• GOAL OF THE EXERCISE:
Please give the listing again in its entirety, exactly as written.

• RECORD EXTRACTS:
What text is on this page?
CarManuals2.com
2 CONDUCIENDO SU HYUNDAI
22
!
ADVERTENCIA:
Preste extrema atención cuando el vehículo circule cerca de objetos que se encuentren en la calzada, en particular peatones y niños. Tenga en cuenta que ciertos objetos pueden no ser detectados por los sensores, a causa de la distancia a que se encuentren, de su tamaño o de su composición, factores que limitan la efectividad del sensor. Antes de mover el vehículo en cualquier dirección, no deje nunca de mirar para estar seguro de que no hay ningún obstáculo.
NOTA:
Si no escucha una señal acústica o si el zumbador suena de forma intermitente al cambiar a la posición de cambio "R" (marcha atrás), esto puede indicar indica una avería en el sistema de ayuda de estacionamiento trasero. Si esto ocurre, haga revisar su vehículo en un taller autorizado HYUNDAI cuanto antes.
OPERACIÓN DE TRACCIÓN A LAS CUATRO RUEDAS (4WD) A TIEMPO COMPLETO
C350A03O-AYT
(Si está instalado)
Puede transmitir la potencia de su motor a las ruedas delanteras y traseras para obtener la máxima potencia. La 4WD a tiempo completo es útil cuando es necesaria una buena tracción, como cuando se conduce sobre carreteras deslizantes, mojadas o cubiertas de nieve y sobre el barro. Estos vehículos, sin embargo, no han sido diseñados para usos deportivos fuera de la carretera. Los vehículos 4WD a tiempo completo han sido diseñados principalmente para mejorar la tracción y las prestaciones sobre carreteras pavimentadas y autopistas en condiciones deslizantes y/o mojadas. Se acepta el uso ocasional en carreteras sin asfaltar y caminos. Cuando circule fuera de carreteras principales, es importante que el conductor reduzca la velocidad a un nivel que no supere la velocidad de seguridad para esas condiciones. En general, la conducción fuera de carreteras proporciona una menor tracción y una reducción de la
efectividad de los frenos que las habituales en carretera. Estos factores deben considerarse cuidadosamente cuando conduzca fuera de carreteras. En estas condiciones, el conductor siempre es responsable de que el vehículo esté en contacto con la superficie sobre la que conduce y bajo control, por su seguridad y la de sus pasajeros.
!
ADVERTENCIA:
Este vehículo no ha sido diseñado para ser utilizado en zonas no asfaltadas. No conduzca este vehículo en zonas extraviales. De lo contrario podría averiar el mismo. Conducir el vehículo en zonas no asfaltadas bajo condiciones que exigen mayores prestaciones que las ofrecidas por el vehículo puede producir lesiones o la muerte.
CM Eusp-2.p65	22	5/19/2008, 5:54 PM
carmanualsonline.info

• FINAL RESULT:
What text is on this page?
CarManuals2.com
2 CONDUCIENDO SU HYUNDAI
22
!
ADVERTENCIA:
Preste extrema atención cuando el vehículo circule cerca de objetos que se encuentren en la calzada, en particular peatones y niños. Tenga en cuenta que ciertos objetos pueden no ser detectados por los sensores, a causa de la distancia a que se encuentren, de su tamaño o de su composición, factores que limitan la efectividad del sensor. Antes de mover el vehículo en cualquier dirección, no deje nunca de mirar para estar seguro de que no hay ningún obstáculo.
NOTA:
Si no escucha una señal acústica o si el zumbador suena de forma intermitente al cambiar a la posición de cambio "R" (marcha atrás), esto puede indicar indica una avería en el sistema de ayuda de estacionamiento trasero. Si esto ocurre, haga revisar su vehículo en un taller autorizado HYUNDAI cuanto antes.
OPERACIÓN DE TRACCIÓN A LAS CUATRO RUEDAS (4WD) A TIEMPO COMPLETO
C350A03O-AYT
(Si está instalado)
Puede transmitir la potencia de su motor a las ruedas delanteras y traseras para obtener la máxima potencia. La 4WD a tiempo completo es útil cuando es necesaria una buena tracción, como cuando se conduce sobre carreteras deslizantes, mojadas o cubiertas de nieve y sobre el barro. Estos vehículos, sin embargo, no han sido diseñados para usos deportivos fuera de la carretera. Los vehículos 4WD a tiempo completo han sido diseñados principalmente para mejorar la tracción y las prestaciones sobre carreteras pavimentadas y autopistas en condiciones deslizantes y/o mojadas. Se acepta el uso ocasional en carreteras sin asfaltar y caminos. Cuando circule fuera de carreteras principales, es importante que el conductor reduzca la velocidad a un nivel que no supere la velocidad de seguridad para esas condiciones. En general, la conducción fuera de carreteras proporciona una menor tracción y una reducción de la
efectividad de los frenos que las habituales en carretera. Estos factores deben considerarse cuidadosamente cuando conduzca fuera de carreteras. En estas condiciones, el conductor siempre es responsable de que el vehículo esté en contacto con la superficie sobre la que conduce y bajo control, por su seguridad y la de sus pasajeros.
!
ADVERTENCIA:
Este vehículo no ha sido diseñado para ser utilizado en zonas no asfaltadas. No conduzca este vehículo en zonas extraviales. De lo contrario podría averiar el mismo. Conducir el vehículo en zonas no asfaltadas bajo condiciones que exigen mayores prestaciones que las ofrecidas por el vehículo puede producir lesiones o la muerte.
CM Eusp-2.p65	22	5/19/2008, 5:54 PM
carmanualsonline.info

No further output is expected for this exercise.